_Stated exercise_: Select lines where the word "content" appears.

═══

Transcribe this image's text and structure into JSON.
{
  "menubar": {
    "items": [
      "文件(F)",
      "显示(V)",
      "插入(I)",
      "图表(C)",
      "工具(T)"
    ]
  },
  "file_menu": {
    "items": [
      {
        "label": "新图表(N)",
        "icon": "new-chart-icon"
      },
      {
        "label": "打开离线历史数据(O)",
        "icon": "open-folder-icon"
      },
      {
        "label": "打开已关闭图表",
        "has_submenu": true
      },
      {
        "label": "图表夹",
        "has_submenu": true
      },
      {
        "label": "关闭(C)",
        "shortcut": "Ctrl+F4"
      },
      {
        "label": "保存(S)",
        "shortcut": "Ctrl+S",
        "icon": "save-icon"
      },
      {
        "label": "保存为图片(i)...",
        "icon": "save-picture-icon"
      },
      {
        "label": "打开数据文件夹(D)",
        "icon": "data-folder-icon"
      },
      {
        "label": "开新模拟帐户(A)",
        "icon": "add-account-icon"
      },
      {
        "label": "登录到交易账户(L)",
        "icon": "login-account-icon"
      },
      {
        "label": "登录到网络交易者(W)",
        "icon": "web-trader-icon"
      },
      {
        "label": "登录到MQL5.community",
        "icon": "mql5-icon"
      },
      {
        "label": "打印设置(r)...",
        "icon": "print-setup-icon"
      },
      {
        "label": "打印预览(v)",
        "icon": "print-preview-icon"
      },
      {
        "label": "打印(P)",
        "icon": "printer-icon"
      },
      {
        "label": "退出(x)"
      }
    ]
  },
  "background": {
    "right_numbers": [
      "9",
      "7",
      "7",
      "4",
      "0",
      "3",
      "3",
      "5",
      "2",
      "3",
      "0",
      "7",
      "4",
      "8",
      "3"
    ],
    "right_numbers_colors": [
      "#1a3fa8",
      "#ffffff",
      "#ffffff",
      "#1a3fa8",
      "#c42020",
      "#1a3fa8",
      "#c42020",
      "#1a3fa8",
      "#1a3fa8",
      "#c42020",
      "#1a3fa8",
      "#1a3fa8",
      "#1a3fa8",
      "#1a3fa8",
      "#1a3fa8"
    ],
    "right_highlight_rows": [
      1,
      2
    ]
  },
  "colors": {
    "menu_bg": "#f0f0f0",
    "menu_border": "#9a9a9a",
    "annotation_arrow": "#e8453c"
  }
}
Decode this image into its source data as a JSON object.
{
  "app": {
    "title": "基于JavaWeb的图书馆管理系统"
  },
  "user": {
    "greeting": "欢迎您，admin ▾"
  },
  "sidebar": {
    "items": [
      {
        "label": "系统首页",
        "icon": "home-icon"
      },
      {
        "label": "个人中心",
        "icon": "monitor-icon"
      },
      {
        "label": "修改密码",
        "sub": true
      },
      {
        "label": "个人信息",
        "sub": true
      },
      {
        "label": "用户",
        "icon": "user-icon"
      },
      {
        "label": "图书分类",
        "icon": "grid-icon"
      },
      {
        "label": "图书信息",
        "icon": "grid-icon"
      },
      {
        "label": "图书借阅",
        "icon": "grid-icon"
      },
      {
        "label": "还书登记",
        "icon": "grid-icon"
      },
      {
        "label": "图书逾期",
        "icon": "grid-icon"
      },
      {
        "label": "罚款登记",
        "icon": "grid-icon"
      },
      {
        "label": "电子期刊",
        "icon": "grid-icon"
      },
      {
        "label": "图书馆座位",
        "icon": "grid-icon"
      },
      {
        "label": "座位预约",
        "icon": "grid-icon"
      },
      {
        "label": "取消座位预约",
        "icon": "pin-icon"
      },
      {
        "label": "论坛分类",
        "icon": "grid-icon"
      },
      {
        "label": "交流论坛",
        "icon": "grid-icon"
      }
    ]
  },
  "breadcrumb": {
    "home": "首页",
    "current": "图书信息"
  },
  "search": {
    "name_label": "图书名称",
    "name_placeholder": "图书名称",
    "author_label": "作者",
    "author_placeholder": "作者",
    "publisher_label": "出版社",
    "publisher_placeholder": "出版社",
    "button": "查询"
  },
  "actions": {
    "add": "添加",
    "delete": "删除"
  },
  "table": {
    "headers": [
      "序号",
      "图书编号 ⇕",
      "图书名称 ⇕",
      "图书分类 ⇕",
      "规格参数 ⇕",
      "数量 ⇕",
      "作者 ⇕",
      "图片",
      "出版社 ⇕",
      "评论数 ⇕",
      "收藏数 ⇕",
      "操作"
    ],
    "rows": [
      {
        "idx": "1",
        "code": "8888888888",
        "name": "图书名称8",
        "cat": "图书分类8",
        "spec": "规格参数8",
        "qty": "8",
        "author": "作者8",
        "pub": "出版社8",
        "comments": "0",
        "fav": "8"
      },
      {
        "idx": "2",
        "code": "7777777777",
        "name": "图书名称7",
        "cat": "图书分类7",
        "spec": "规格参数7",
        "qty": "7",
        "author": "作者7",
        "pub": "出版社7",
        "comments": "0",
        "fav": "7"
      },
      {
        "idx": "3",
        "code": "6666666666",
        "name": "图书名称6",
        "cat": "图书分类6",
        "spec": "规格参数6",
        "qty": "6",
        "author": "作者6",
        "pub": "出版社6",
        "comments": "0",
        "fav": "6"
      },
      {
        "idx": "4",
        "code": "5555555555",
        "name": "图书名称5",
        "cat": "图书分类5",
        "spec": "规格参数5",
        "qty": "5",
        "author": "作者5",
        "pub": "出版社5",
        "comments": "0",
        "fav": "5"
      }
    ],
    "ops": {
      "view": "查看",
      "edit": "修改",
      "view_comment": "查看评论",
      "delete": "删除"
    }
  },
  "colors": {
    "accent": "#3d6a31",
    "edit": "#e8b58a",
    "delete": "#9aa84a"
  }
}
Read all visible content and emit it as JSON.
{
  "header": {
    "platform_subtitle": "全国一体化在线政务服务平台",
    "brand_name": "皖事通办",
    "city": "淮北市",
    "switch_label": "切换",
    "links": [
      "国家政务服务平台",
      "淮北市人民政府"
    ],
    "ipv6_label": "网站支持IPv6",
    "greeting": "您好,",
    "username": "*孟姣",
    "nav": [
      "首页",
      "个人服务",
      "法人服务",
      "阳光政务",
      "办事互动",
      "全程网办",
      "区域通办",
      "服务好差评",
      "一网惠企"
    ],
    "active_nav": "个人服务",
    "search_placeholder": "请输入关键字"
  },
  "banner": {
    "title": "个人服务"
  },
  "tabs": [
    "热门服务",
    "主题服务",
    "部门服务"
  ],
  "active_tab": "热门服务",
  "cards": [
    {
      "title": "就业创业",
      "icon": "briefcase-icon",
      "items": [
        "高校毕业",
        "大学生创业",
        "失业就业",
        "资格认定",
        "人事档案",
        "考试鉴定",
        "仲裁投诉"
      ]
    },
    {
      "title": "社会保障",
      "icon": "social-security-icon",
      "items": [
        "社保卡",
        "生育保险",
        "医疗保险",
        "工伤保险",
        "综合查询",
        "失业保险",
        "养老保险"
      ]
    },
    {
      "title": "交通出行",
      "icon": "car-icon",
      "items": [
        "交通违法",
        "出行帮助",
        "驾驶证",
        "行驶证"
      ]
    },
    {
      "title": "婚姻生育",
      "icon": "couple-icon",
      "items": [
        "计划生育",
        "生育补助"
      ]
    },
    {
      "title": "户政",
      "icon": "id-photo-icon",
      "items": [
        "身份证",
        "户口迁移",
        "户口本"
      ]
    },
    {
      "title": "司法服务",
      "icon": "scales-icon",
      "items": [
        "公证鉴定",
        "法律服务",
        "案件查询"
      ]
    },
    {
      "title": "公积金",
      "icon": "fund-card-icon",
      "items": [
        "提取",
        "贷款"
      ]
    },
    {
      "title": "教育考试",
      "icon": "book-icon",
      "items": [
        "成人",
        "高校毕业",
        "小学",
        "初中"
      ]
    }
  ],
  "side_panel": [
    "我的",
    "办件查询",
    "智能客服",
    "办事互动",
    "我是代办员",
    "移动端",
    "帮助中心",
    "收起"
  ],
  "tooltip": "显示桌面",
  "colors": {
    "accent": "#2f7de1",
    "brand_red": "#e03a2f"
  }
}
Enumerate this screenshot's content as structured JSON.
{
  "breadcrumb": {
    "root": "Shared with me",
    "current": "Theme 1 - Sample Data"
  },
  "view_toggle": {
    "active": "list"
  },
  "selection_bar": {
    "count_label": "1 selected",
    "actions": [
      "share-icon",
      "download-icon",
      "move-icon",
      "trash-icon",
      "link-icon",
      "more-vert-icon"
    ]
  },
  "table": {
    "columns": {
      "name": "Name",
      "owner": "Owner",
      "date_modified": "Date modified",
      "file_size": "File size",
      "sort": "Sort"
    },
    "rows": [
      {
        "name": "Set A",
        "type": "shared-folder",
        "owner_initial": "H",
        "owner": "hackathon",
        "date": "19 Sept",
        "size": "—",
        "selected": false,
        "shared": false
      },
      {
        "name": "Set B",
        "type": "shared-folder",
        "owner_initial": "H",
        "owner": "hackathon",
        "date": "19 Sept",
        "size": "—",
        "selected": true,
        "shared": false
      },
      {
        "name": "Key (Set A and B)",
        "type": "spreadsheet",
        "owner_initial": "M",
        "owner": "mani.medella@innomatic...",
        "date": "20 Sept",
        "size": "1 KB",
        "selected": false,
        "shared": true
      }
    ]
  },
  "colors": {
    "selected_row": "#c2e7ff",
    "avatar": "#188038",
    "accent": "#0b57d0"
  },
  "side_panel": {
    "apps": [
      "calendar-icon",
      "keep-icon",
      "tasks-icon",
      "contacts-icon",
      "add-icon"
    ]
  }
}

═══

_Result of the task_:
Read all visible content and emit it as JSON.
Enumerate this screenshot's content as structured JSON.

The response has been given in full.